> Task to carry out: In the records below, find the line with "OCR this image." and repeat it and every line after it, exactly, without any pictures.

# # # #

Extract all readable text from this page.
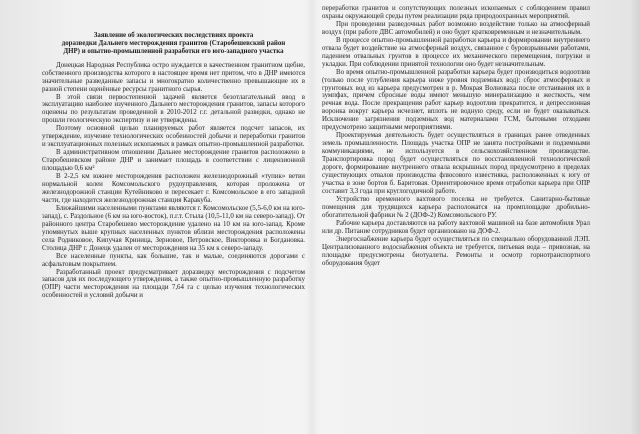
Заявление об экологических последствиях проекта
доразведки Дальнего месторождения гранитов (Старобешевский район
ДНР) и опытно-промышленной разработки его юго-западного участка

Донецкая Народная Республика остро нуждается в качественном гранитном щебне, собственного производства которого в настоящее время нет притом, что в ДНР имеются значительные разведанные запасы и многократно количественно превышающие их в разной степени оценённые ресурсы гранитного сырья.

В этой связи первостепенной задачей является безотлагательный ввод в эксплуатацию наиболее изученного Дальнего месторождения гранитов, запасы которого оценены по результатам проведенной в 2010-2012 г.г. детальной разведки, однако не прошли геологическую экспертизу и не утверждены.

Поэтому основной целью планируемых работ является подсчет запасов, их утверждение, изучение технологических особенностей добычи и переработки гранитов и эксплуатационных полезных ископаемых в рамках опытно-промышленной разработки.

В административном отношении Дальнее месторождение гранитов расположено в Старобешевском районе ДНР и занимает площадь в соответствии с лицензионной площадью 0,6 км²

В 2-2,5 км южнее месторождения расположен железнодорожный «тупик» ветви нормальной колеи Комсомольского рудоуправления, которая проложена от железнодорожной станции Кутейниково и пересекает г. Комсомольское в его западной части, где находится железнодорожная станция Каракуба.

Ближайшими населенными пунктами являются г. Комсомольское (5,5-6,0 км на юго-запад), с. Раздольное (6 км на юго-восток), п.г.т. Стыла (10,5-11,0 км на северо-запад). От районного центра Старобешево месторождение удалено на 10 км на юго-запад. Кроме упомянутых выше крупных населенных пунктов вблизи месторождения расположены села Родниковое, Кипучая Криница, Зерновое, Петровское, Викторовка и Богдановка. Столица ДНР г. Донецк удален от месторождения на 35 км к северо-западу.

Все населенные пункты, как большие, так и малые, соединяются дорогами с асфальтовым покрытием.

Разработанный проект предусматривает доразведку месторождения с подсчетом запасов для их последующего утверждения, а также опытно-промышленную разработку (ОПР) части месторождения на площади 7,64 га с целью изучения технологических особенностей и условий добычи и

переработки гранитов и сопутствующих полезных ископаемых с соблюдением правил охраны окружающей среды путем реализации ряда природоохранных мероприятий.

При проведении разведочных работ возможно воздействие только на атмосферный воздух (при работе ДВС автомобилей) и оно будет кратковременным и незначительным.

В процессе опытно-промышленной разработки карьера и формировании внутреннего отвала будет воздействие на атмосферный воздух, связанное с буровзрывными работами, падением отвальных грунтов в процессе их механического перемещения, погрузки и укладки. При соблюдении принятой технологии оно будет незначительным.

Во время опытно-промышленной разработки карьера будет производиться водоотлив (только после углубления карьера ниже уровня подземных вод): сброс атмосферных и грунтовых вод из карьера предусмотрен в р. Мокрая Волноваха после отстаивания их в зумпфах, причем сбросные воды имеют меньшую минерализацию и жесткость, чем речная вода. После прекращения работ карьер водоотлив прекратится, и депрессионная воронка вокруг карьера исчезнет, вплоть не водную среду, если не будет оказываться. Исключение загрязнения подземных вод материалами ГСМ, бытовыми отходами предусмотрено защитными мероприятиями.

Проектируемая деятельность будет осуществляться в границах ранее отведенных земель промышленности. Площадь участка ОПР не занята постройками и подземными коммуникациями, не используется в сельскохозяйственном производстве. Транспортировка пород будет осуществляться по восстановленной технологической дороге, формирование внутреннего отвала вскрышных пород предусмотрено в пределах существующих отвалов производства флюсового известняка, расположенных к югу от участка в зоне бортов б. Баритовая. Ориентировочное время отработки карьера при ОПР составит 3,3 года при круглогодичной работе.

Устройство временного вахтового поселка не требуется. Санитарно-бытовые помещения для трудящихся карьера расположатся на промплощадке дробильно-обогатительной фабрики № 2 (ДОФ-2) Комсомольского РУ.

Рабочие карьера доставляются на работу вахтовой машиной на базе автомобиля Урал или др. Питание сотрудников будет организовано на ДОФ-2.

Энергоснабжение карьера будет осуществляться по специально оборудованной ЛЭП. Централизованного водоснабжения объекта не требуется, питьевая вода – привозная, на площадке предусмотрены биотуалеты. Ремонты и осмотр горнотранспортного оборудования будет
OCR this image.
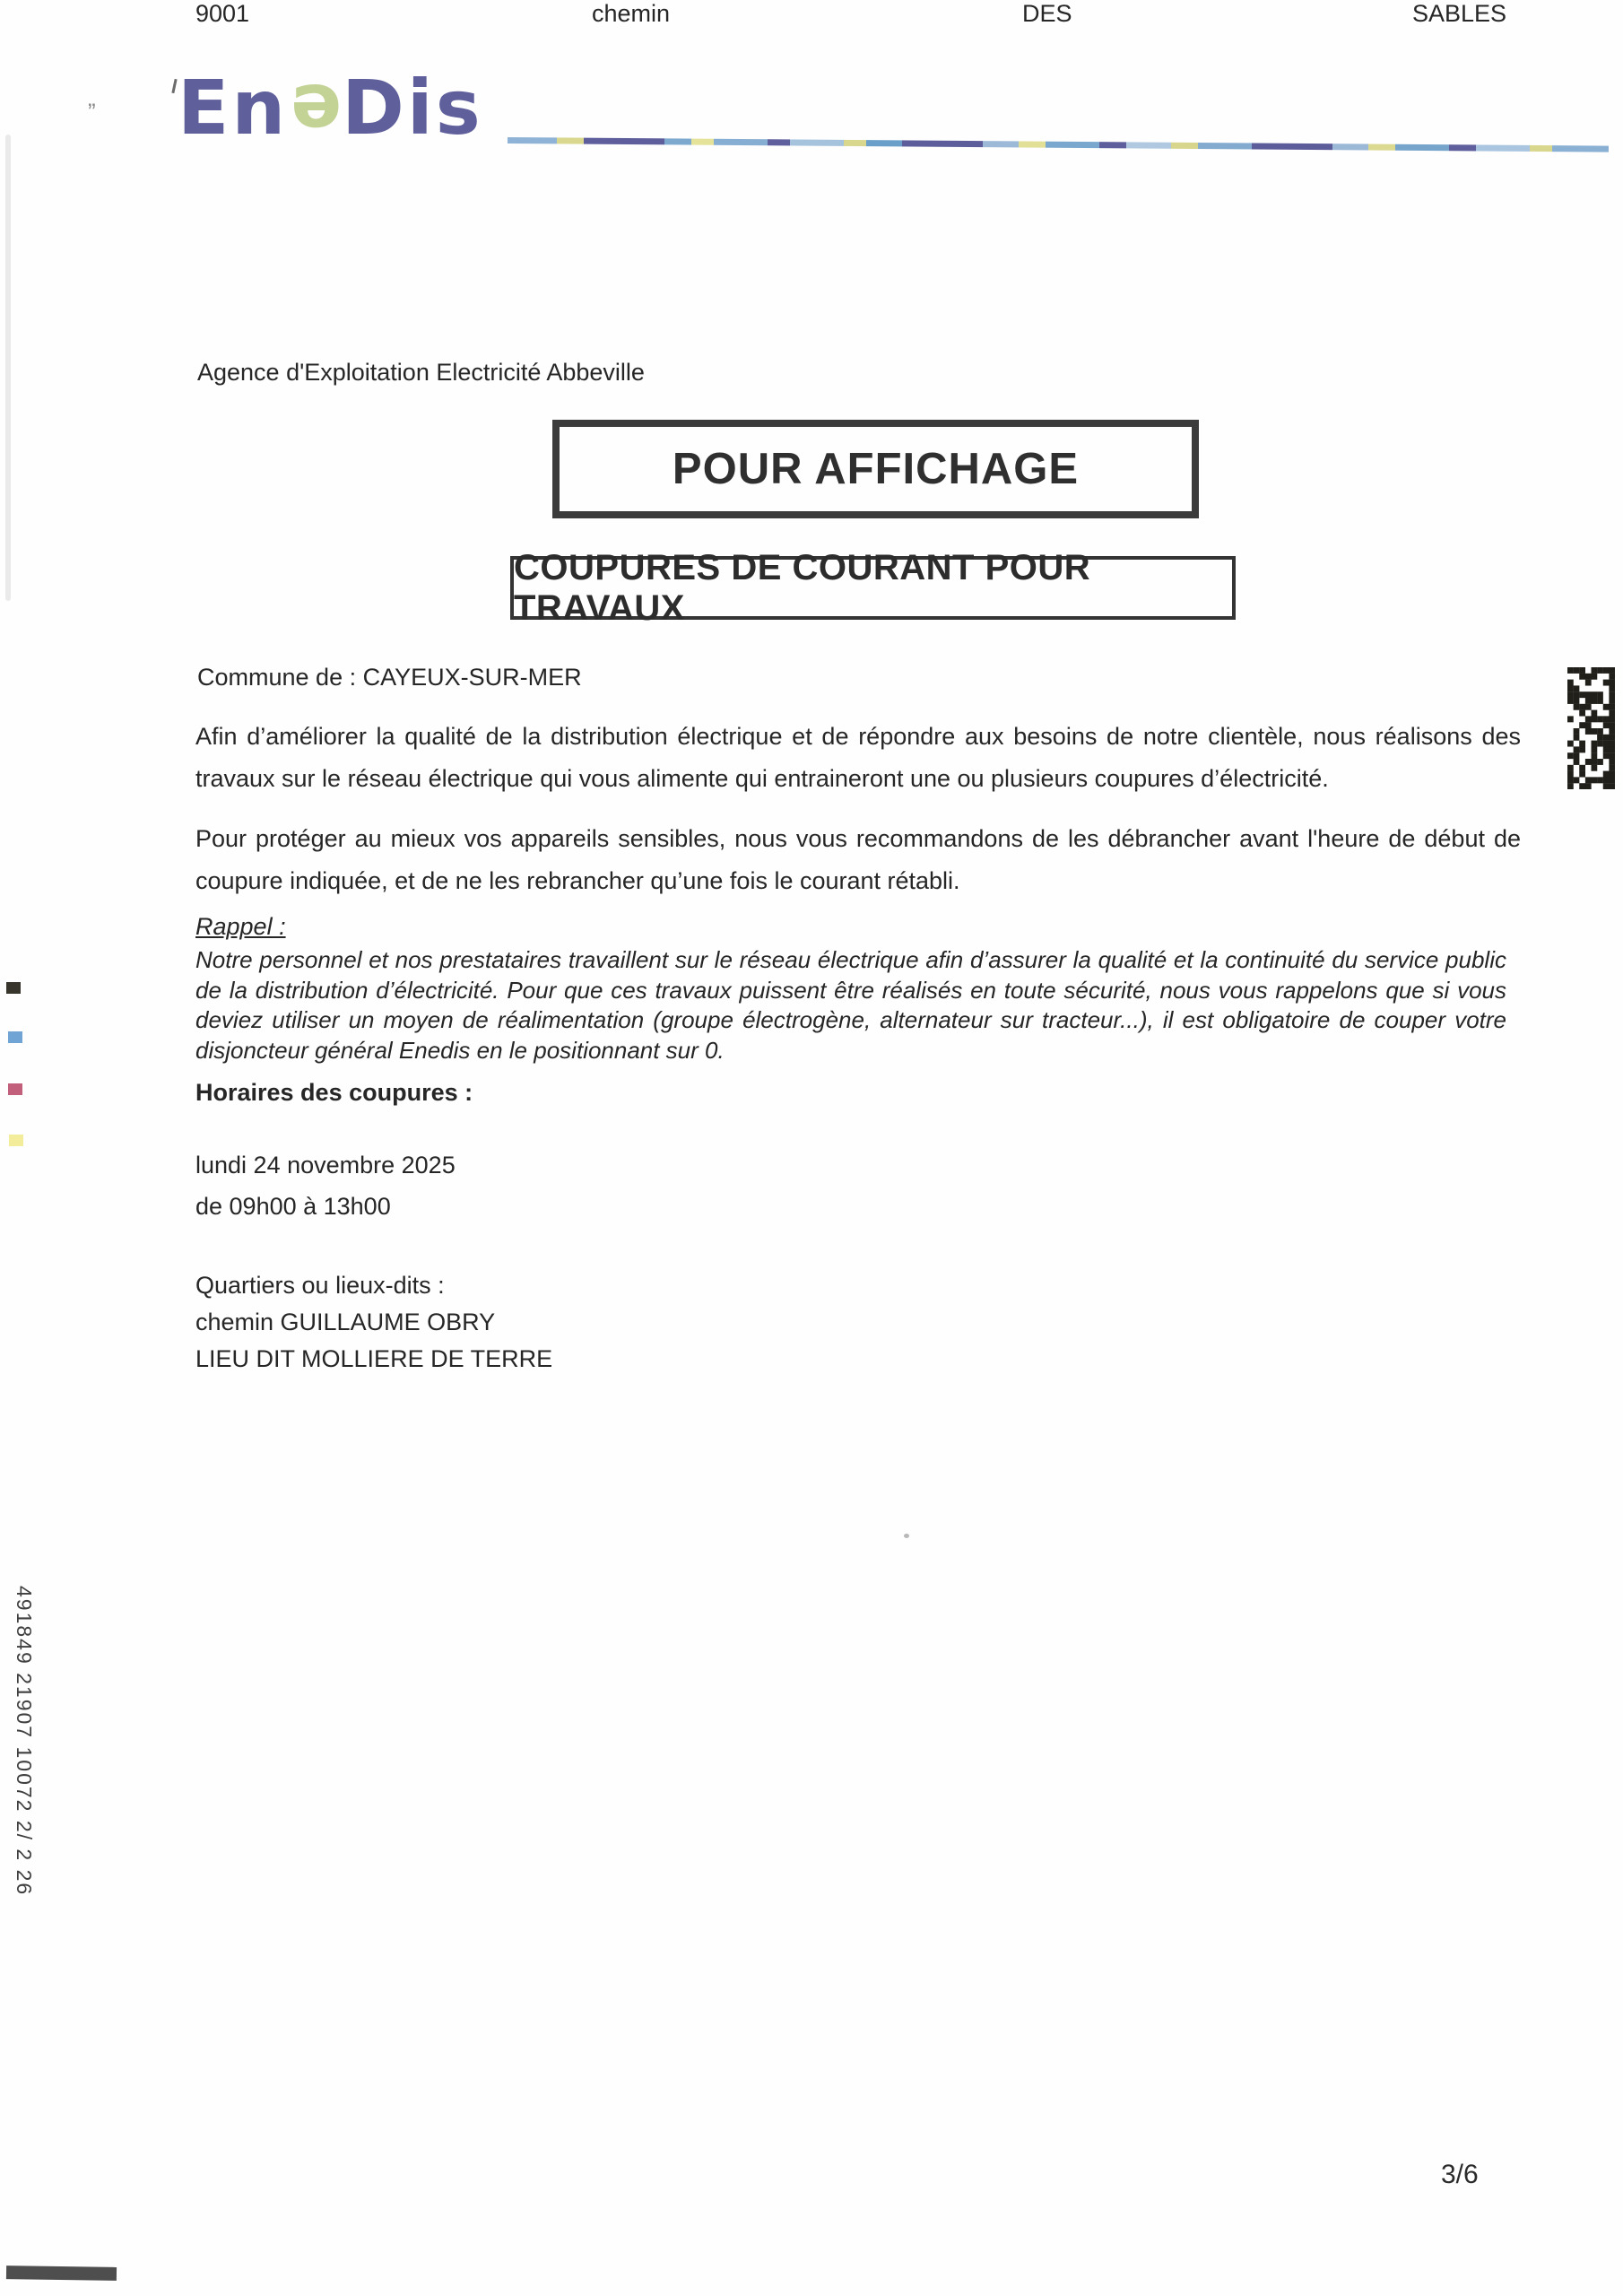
„ EneDis
491849 21907 10072 2/ 2 26
Agence d'Exploitation Electricité Abbeville
POUR AFFICHAGE
COUPURES DE COURANT POUR TRAVAUX
Commune de : CAYEUX-SUR-MER
Afin d’améliorer la qualité de la distribution électrique et de répondre aux besoins de notre clientèle, nous réalisons des travaux sur le réseau électrique qui vous alimente qui entraineront une ou plusieurs coupures d’électricité.
Pour protéger au mieux vos appareils sensibles, nous vous recommandons de les débrancher avant l'heure de début de coupure indiquée, et de ne les rebrancher qu’une fois le courant rétabli.
Rappel :
Notre personnel et nos prestataires travaillent sur le réseau électrique afin d’assurer la qualité et la continuité du service public de la distribution d’électricité. Pour que ces travaux puissent être réalisés en toute sécurité, nous vous rappelons que si vous deviez utiliser un moyen de réalimentation (groupe électrogène, alternateur sur tracteur...), il est obligatoire de couper votre disjoncteur général Enedis en le positionnant sur 0.
Horaires des coupures :
lundi 24 novembre 2025
de 09h00 à 13h00
Quartiers ou lieux-dits :
chemin GUILLAUME OBRY
LIEU DIT MOLLIERE DE TERRE
9001	chemin	DES	SABLES
3/6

# # # #

> The response:
OCR this image.
„ EneDis
491849 21907 10072 2/ 2 26
Agence d'Exploitation Electricité Abbeville
POUR AFFICHAGE
COUPURES DE COURANT POUR TRAVAUX
Commune de : CAYEUX-SUR-MER
Afin d’améliorer la qualité de la distribution électrique et de répondre aux besoins de notre clientèle, nous réalisons des travaux sur le réseau électrique qui vous alimente qui entraineront une ou plusieurs coupures d’électricité.
Pour protéger au mieux vos appareils sensibles, nous vous recommandons de les débrancher avant l'heure de début de coupure indiquée, et de ne les rebrancher qu’une fois le courant rétabli.
Rappel :
Notre personnel et nos prestataires travaillent sur le réseau électrique afin d’assurer la qualité et la continuité du service public de la distribution d’électricité. Pour que ces travaux puissent être réalisés en toute sécurité, nous vous rappelons que si vous deviez utiliser un moyen de réalimentation (groupe électrogène, alternateur sur tracteur...), il est obligatoire de couper votre disjoncteur général Enedis en le positionnant sur 0.
Horaires des coupures :
lundi 24 novembre 2025
de 09h00 à 13h00
Quartiers ou lieux-dits :
chemin GUILLAUME OBRY
LIEU DIT MOLLIERE DE TERRE
9001	chemin	DES	SABLES
3/6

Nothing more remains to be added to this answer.